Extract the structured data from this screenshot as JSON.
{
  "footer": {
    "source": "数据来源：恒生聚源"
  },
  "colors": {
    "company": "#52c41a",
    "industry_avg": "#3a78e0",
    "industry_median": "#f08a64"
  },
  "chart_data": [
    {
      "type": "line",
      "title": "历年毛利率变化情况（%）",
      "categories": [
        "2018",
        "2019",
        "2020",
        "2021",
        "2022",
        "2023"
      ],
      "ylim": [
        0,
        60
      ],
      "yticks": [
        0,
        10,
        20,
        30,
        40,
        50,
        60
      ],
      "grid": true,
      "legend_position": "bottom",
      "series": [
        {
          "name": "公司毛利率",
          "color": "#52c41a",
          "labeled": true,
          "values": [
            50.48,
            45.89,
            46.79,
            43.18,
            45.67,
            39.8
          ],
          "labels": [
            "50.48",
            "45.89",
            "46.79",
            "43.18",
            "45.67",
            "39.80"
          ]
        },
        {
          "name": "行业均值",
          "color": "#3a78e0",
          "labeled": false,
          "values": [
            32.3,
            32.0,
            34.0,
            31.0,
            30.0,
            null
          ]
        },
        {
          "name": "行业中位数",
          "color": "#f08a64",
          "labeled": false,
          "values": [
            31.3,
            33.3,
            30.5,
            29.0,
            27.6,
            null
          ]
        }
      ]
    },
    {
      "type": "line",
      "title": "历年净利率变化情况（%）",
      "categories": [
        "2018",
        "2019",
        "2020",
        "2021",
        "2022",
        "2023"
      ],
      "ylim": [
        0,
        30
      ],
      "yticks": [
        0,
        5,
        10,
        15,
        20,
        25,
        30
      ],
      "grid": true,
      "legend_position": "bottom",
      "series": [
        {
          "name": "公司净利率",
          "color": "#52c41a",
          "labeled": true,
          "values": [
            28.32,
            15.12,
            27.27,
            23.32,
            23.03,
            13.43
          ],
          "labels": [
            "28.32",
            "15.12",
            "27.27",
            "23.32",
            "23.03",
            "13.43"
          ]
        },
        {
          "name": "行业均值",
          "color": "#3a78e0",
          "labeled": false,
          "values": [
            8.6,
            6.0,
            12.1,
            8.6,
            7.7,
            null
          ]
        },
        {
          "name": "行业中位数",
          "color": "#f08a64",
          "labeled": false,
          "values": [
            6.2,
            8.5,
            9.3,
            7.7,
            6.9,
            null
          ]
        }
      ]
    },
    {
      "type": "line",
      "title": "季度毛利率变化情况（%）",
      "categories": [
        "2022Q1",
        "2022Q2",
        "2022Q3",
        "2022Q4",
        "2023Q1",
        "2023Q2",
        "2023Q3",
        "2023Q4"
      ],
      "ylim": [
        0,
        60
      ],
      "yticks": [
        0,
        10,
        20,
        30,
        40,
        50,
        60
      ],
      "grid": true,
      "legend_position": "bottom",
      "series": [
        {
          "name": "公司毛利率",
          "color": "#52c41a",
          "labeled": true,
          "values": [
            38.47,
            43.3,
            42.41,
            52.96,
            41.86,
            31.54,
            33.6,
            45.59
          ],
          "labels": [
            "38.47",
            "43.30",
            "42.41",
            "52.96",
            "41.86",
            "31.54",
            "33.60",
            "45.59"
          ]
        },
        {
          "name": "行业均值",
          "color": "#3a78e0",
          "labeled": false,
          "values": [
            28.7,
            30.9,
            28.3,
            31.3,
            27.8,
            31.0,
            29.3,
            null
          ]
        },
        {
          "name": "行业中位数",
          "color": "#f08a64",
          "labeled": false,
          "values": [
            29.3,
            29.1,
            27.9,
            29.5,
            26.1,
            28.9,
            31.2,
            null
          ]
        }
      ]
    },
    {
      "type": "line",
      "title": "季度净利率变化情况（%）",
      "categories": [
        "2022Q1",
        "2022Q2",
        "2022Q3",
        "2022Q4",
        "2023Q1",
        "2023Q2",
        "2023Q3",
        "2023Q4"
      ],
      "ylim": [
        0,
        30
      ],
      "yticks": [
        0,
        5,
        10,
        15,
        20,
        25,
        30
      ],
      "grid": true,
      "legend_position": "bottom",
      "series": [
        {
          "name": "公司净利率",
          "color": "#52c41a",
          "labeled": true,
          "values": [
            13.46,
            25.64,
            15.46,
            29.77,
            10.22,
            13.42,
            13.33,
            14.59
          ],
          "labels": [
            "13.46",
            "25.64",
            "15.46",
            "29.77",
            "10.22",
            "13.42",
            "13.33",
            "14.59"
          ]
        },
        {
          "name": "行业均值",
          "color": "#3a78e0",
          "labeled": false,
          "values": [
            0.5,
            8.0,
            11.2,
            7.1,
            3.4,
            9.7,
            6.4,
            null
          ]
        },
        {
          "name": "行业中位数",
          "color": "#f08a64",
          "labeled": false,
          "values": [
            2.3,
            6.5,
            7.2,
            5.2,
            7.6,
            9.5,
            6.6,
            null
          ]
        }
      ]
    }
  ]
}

··········

**WORK INSTRUCTIONS**
Copy out the whole listing, exactly as written.

**COMPLETE OUTPUT**
Extract the structured data from this screenshot as JSON.
{
  "footer": {
    "source": "数据来源：恒生聚源"
  },
  "colors": {
    "company": "#52c41a",
    "industry_avg": "#3a78e0",
    "industry_median": "#f08a64"
  },
  "chart_data": [
    {
      "type": "line",
      "title": "历年毛利率变化情况（%）",
      "categories": [
        "2018",
        "2019",
        "2020",
        "2021",
        "2022",
        "2023"
      ],
      "ylim": [
        0,
        60
      ],
      "yticks": [
        0,
        10,
        20,
        30,
        40,
        50,
        60
      ],
      "grid": true,
      "legend_position": "bottom",
      "series": [
        {
          "name": "公司毛利率",
          "color": "#52c41a",
          "labeled": true,
          "values": [
            50.48,
            45.89,
            46.79,
            43.18,
            45.67,
            39.8
          ],
          "labels": [
            "50.48",
            "45.89",
            "46.79",
            "43.18",
            "45.67",
            "39.80"
          ]
        },
        {
          "name": "行业均值",
          "color": "#3a78e0",
          "labeled": false,
          "values": [
            32.3,
            32.0,
            34.0,
            31.0,
            30.0,
            null
          ]
        },
        {
          "name": "行业中位数",
          "color": "#f08a64",
          "labeled": false,
          "values": [
            31.3,
            33.3,
            30.5,
            29.0,
            27.6,
            null
          ]
        }
      ]
    },
    {
      "type": "line",
      "title": "历年净利率变化情况（%）",
      "categories": [
        "2018",
        "2019",
        "2020",
        "2021",
        "2022",
        "2023"
      ],
      "ylim": [
        0,
        30
      ],
      "yticks": [
        0,
        5,
        10,
        15,
        20,
        25,
        30
      ],
      "grid": true,
      "legend_position": "bottom",
      "series": [
        {
          "name": "公司净利率",
          "color": "#52c41a",
          "labeled": true,
          "values": [
            28.32,
            15.12,
            27.27,
            23.32,
            23.03,
            13.43
          ],
          "labels": [
            "28.32",
            "15.12",
            "27.27",
            "23.32",
            "23.03",
            "13.43"
          ]
        },
        {
          "name": "行业均值",
          "color": "#3a78e0",
          "labeled": false,
          "values": [
            8.6,
            6.0,
            12.1,
            8.6,
            7.7,
            null
          ]
        },
        {
          "name": "行业中位数",
          "color": "#f08a64",
          "labeled": false,
          "values": [
            6.2,
            8.5,
            9.3,
            7.7,
            6.9,
            null
          ]
        }
      ]
    },
    {
      "type": "line",
      "title": "季度毛利率变化情况（%）",
      "categories": [
        "2022Q1",
        "2022Q2",
        "2022Q3",
        "2022Q4",
        "2023Q1",
        "2023Q2",
        "2023Q3",
        "2023Q4"
      ],
      "ylim": [
        0,
        60
      ],
      "yticks": [
        0,
        10,
        20,
        30,
        40,
        50,
        60
      ],
      "grid": true,
      "legend_position": "bottom",
      "series": [
        {
          "name": "公司毛利率",
          "color": "#52c41a",
          "labeled": true,
          "values": [
            38.47,
            43.3,
            42.41,
            52.96,
            41.86,
            31.54,
            33.6,
            45.59
          ],
          "labels": [
            "38.47",
            "43.30",
            "42.41",
            "52.96",
            "41.86",
            "31.54",
            "33.60",
            "45.59"
          ]
        },
        {
          "name": "行业均值",
          "color": "#3a78e0",
          "labeled": false,
          "values": [
            28.7,
            30.9,
            28.3,
            31.3,
            27.8,
            31.0,
            29.3,
            null
          ]
        },
        {
          "name": "行业中位数",
          "color": "#f08a64",
          "labeled": false,
          "values": [
            29.3,
            29.1,
            27.9,
            29.5,
            26.1,
            28.9,
            31.2,
            null
          ]
        }
      ]
    },
    {
      "type": "line",
      "title": "季度净利率变化情况（%）",
      "categories": [
        "2022Q1",
        "2022Q2",
        "2022Q3",
        "2022Q4",
        "2023Q1",
        "2023Q2",
        "2023Q3",
        "2023Q4"
      ],
      "ylim": [
        0,
        30
      ],
      "yticks": [
        0,
        5,
        10,
        15,
        20,
        25,
        30
      ],
      "grid": true,
      "legend_position": "bottom",
      "series": [
        {
          "name": "公司净利率",
          "color": "#52c41a",
          "labeled": true,
          "values": [
            13.46,
            25.64,
            15.46,
            29.77,
            10.22,
            13.42,
            13.33,
            14.59
          ],
          "labels": [
            "13.46",
            "25.64",
            "15.46",
            "29.77",
            "10.22",
            "13.42",
            "13.33",
            "14.59"
          ]
        },
        {
          "name": "行业均值",
          "color": "#3a78e0",
          "labeled": false,
          "values": [
            0.5,
            8.0,
            11.2,
            7.1,
            3.4,
            9.7,
            6.4,
            null
          ]
        },
        {
          "name": "行业中位数",
          "color": "#f08a64",
          "labeled": false,
          "values": [
            2.3,
            6.5,
            7.2,
            5.2,
            7.6,
            9.5,
            6.6,
            null
          ]
        }
      ]
    }
  ]
}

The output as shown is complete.